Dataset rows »

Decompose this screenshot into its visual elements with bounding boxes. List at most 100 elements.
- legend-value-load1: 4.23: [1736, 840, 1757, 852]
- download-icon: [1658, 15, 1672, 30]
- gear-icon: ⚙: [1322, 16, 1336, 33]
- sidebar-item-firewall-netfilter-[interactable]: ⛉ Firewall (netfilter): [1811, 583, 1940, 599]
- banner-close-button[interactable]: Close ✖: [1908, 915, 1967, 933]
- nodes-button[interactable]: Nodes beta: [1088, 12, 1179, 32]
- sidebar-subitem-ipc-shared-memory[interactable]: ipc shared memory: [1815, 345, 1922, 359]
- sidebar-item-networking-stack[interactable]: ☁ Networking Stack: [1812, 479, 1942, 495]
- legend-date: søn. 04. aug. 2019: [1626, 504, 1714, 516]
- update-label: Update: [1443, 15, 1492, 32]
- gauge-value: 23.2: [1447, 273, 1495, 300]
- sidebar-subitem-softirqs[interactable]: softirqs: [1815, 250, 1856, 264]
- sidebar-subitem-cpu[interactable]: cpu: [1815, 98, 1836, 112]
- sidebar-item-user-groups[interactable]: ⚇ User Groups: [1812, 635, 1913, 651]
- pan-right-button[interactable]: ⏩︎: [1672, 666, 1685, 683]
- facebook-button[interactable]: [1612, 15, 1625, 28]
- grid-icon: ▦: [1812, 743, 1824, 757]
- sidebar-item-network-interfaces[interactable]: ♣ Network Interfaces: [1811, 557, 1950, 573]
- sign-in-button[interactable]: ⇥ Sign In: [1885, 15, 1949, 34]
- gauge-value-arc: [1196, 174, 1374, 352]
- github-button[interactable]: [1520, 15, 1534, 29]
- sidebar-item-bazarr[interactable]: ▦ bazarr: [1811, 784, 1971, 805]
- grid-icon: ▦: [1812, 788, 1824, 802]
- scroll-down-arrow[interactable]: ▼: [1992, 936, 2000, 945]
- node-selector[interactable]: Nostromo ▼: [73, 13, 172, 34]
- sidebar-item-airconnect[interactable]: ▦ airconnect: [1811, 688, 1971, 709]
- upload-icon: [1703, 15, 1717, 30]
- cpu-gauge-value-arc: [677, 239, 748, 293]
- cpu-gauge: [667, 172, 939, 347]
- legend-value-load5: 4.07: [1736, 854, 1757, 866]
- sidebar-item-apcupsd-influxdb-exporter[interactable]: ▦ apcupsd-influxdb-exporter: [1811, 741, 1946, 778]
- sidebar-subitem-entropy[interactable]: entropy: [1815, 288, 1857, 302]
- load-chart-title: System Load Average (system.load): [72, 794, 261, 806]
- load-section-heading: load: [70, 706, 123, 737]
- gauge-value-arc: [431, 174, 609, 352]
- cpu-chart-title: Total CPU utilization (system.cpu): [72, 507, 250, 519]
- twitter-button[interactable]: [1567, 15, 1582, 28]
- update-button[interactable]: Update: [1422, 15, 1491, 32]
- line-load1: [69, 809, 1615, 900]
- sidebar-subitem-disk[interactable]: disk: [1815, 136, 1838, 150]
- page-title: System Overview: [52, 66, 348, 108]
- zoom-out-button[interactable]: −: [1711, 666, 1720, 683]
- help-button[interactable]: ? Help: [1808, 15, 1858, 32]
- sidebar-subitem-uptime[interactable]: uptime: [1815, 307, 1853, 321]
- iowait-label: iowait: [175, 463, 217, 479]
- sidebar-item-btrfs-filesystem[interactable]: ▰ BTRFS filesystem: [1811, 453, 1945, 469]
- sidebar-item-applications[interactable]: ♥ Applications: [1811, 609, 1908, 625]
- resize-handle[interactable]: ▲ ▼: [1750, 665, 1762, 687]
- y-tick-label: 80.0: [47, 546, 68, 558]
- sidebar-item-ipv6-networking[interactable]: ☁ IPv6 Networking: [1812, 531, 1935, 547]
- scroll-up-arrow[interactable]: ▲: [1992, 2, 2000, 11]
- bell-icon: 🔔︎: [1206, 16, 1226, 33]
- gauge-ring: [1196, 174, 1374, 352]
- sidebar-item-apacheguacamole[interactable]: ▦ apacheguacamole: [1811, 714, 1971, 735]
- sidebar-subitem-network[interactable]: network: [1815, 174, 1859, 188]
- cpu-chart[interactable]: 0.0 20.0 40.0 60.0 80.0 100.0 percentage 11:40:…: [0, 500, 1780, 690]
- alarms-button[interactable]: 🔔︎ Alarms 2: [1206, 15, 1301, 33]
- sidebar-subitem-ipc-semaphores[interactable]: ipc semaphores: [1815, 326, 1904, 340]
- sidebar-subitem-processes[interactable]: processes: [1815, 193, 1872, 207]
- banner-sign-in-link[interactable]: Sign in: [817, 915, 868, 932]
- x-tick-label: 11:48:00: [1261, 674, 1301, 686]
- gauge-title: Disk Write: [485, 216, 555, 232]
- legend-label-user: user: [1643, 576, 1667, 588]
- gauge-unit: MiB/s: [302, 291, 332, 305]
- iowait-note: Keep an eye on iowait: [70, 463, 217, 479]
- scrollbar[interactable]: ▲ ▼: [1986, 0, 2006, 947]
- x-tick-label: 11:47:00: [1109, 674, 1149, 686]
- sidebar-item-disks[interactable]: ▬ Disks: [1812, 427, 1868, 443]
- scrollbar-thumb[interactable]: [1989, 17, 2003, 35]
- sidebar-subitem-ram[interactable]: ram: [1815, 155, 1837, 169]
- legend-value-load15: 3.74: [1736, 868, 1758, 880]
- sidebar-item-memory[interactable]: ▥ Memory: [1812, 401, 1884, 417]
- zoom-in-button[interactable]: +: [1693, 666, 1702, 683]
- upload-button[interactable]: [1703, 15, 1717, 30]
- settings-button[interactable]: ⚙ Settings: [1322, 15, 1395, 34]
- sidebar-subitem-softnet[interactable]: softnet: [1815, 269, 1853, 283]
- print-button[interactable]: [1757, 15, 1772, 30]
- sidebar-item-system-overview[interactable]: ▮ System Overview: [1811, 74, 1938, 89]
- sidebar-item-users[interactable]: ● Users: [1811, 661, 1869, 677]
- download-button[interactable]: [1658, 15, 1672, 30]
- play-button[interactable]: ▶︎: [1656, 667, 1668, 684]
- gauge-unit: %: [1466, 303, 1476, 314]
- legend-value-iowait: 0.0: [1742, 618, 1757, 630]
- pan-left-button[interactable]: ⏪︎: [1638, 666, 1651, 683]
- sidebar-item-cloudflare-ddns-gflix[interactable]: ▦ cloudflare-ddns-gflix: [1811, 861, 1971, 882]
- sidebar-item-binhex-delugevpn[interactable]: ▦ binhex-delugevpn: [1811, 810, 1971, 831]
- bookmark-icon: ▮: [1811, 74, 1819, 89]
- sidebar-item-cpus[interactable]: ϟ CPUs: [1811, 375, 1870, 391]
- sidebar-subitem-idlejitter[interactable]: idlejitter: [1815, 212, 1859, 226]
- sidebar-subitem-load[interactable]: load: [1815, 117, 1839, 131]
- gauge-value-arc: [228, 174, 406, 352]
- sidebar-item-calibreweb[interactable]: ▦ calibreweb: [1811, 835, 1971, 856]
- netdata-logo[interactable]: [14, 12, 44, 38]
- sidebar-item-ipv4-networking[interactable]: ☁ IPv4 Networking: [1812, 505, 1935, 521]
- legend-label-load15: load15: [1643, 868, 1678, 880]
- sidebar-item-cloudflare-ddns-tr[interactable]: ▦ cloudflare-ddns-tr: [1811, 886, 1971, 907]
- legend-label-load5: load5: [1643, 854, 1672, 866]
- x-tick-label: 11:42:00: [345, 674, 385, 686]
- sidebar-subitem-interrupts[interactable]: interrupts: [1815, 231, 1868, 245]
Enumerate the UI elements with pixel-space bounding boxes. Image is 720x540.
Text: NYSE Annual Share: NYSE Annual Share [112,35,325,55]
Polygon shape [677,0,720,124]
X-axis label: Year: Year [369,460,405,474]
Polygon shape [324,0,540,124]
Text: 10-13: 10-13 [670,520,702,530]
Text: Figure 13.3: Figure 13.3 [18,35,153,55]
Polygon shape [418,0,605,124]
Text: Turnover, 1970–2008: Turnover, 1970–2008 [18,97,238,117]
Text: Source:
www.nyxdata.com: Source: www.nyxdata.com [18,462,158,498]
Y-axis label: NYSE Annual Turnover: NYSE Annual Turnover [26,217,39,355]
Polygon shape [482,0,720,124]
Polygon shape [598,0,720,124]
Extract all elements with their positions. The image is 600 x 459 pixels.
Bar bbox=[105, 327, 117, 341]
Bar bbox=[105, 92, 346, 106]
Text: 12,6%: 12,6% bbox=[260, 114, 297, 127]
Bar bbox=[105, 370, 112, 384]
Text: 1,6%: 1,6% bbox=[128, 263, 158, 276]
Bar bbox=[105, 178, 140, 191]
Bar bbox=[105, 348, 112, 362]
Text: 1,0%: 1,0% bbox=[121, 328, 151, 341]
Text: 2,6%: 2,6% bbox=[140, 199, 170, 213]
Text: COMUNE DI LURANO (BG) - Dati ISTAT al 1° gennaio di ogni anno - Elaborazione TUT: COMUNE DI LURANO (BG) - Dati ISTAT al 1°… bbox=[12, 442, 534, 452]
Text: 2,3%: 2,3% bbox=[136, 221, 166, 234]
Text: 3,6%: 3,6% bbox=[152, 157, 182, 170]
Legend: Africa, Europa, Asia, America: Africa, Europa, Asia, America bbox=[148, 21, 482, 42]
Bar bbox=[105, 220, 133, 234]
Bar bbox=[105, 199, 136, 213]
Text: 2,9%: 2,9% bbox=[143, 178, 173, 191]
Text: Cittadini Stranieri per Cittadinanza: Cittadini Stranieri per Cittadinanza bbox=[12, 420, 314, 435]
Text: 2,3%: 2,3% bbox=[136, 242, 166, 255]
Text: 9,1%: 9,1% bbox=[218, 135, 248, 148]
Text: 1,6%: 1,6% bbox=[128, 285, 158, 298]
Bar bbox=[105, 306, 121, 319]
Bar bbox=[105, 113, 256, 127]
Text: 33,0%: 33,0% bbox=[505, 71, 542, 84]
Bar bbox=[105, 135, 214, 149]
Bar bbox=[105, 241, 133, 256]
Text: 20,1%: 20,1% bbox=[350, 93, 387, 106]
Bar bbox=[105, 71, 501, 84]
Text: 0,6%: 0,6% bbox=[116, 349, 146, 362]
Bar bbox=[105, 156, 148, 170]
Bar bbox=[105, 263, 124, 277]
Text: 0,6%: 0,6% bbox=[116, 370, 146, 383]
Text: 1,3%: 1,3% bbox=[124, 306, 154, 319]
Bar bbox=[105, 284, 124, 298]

WHAT IS EXPECTED »
Gather every line of the listing above that contains the string "Sign", matching its capitalization exactly.

FINISHED ANSWER »
- sign-in-button[interactable]: ⇥ Sign In: [1885, 15, 1949, 34]
- banner-sign-in-link[interactable]: Sign in: [817, 915, 868, 932]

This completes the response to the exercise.